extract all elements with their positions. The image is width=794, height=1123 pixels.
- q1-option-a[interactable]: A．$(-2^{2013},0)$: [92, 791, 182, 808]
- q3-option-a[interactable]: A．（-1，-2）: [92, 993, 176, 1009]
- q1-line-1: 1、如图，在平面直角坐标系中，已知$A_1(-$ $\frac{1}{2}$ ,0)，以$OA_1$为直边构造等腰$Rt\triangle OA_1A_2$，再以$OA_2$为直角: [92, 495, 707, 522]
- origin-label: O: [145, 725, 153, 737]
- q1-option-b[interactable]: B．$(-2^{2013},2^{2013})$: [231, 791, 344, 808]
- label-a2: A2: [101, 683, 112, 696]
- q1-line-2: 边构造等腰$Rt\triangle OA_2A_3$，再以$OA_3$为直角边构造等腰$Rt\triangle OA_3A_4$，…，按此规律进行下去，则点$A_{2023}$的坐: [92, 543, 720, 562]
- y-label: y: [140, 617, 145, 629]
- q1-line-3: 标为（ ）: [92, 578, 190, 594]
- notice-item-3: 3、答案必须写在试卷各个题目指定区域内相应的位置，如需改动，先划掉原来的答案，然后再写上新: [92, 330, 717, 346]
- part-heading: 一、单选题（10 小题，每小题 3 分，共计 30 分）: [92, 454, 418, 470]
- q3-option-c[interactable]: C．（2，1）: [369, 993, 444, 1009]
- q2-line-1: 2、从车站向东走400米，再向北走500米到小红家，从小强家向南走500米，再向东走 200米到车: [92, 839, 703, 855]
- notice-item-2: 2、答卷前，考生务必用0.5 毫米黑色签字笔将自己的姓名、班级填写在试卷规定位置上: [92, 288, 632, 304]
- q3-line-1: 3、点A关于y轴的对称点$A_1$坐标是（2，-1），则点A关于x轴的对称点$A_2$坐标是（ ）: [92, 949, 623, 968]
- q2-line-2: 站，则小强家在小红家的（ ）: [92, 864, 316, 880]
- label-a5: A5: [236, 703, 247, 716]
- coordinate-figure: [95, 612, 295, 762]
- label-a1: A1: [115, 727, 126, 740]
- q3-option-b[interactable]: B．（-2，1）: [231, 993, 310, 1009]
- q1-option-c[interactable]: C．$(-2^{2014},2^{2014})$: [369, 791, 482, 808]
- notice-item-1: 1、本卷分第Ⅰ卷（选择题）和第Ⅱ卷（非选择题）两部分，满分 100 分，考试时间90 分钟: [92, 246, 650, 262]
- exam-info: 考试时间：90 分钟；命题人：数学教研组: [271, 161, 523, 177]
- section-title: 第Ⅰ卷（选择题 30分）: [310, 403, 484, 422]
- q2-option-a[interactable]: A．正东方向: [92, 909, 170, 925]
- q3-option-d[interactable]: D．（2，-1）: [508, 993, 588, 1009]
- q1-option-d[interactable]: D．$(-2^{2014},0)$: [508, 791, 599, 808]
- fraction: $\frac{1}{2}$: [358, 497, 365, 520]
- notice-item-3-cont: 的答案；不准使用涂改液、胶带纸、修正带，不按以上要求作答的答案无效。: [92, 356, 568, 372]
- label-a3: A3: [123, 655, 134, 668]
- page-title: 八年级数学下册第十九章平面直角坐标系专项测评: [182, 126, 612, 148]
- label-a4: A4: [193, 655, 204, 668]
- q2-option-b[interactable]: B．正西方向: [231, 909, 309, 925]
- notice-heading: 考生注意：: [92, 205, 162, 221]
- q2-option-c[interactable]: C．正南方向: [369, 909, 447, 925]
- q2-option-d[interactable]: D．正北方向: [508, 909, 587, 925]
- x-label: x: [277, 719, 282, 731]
---------------
* EXERCISE DIRECTIONS
Copy out all of the data above again, switching every "interactable" to "clickable" and leaving everything else unchanged.

* RESULT OF THIS TASK
extract all elements with their positions. The image is width=794, height=1123 pixels.
- q1-option-a[clickable]: A．$(-2^{2013},0)$: [92, 791, 182, 808]
- q3-option-a[clickable]: A．（-1，-2）: [92, 993, 176, 1009]
- q1-line-1: 1、如图，在平面直角坐标系中，已知$A_1(-$ $\frac{1}{2}$ ,0)，以$OA_1$为直边构造等腰$Rt\triangle OA_1A_2$，再以$OA_2$为直角: [92, 495, 707, 522]
- origin-label: O: [145, 725, 153, 737]
- q1-option-b[clickable]: B．$(-2^{2013},2^{2013})$: [231, 791, 344, 808]
- label-a2: A2: [101, 683, 112, 696]
- q1-line-2: 边构造等腰$Rt\triangle OA_2A_3$，再以$OA_3$为直角边构造等腰$Rt\triangle OA_3A_4$，…，按此规律进行下去，则点$A_{2023}$的坐: [92, 543, 720, 562]
- y-label: y: [140, 617, 145, 629]
- q1-line-3: 标为（ ）: [92, 578, 190, 594]
- notice-item-3: 3、答案必须写在试卷各个题目指定区域内相应的位置，如需改动，先划掉原来的答案，然后再写上新: [92, 330, 717, 346]
- part-heading: 一、单选题（10 小题，每小题 3 分，共计 30 分）: [92, 454, 418, 470]
- q3-option-c[clickable]: C．（2，1）: [369, 993, 444, 1009]
- q2-line-1: 2、从车站向东走400米，再向北走500米到小红家，从小强家向南走500米，再向东走 200米到车: [92, 839, 703, 855]
- notice-item-2: 2、答卷前，考生务必用0.5 毫米黑色签字笔将自己的姓名、班级填写在试卷规定位置上: [92, 288, 632, 304]
- q3-line-1: 3、点A关于y轴的对称点$A_1$坐标是（2，-1），则点A关于x轴的对称点$A_2$坐标是（ ）: [92, 949, 623, 968]
- q2-line-2: 站，则小强家在小红家的（ ）: [92, 864, 316, 880]
- label-a5: A5: [236, 703, 247, 716]
- coordinate-figure: [95, 612, 295, 762]
- label-a1: A1: [115, 727, 126, 740]
- q3-option-b[clickable]: B．（-2，1）: [231, 993, 310, 1009]
- q1-option-c[clickable]: C．$(-2^{2014},2^{2014})$: [369, 791, 482, 808]
- notice-item-1: 1、本卷分第Ⅰ卷（选择题）和第Ⅱ卷（非选择题）两部分，满分 100 分，考试时间90 分钟: [92, 246, 650, 262]
- exam-info: 考试时间：90 分钟；命题人：数学教研组: [271, 161, 523, 177]
- section-title: 第Ⅰ卷（选择题 30分）: [310, 403, 484, 422]
- q2-option-a[clickable]: A．正东方向: [92, 909, 170, 925]
- q3-option-d[clickable]: D．（2，-1）: [508, 993, 588, 1009]
- q1-option-d[clickable]: D．$(-2^{2014},0)$: [508, 791, 599, 808]
- fraction: $\frac{1}{2}$: [358, 497, 365, 520]
- notice-item-3-cont: 的答案；不准使用涂改液、胶带纸、修正带，不按以上要求作答的答案无效。: [92, 356, 568, 372]
- label-a3: A3: [123, 655, 134, 668]
- page-title: 八年级数学下册第十九章平面直角坐标系专项测评: [182, 126, 612, 148]
- label-a4: A4: [193, 655, 204, 668]
- q2-option-b[clickable]: B．正西方向: [231, 909, 309, 925]
- notice-heading: 考生注意：: [92, 205, 162, 221]
- q2-option-c[clickable]: C．正南方向: [369, 909, 447, 925]
- q2-option-d[clickable]: D．正北方向: [508, 909, 587, 925]
- x-label: x: [277, 719, 282, 731]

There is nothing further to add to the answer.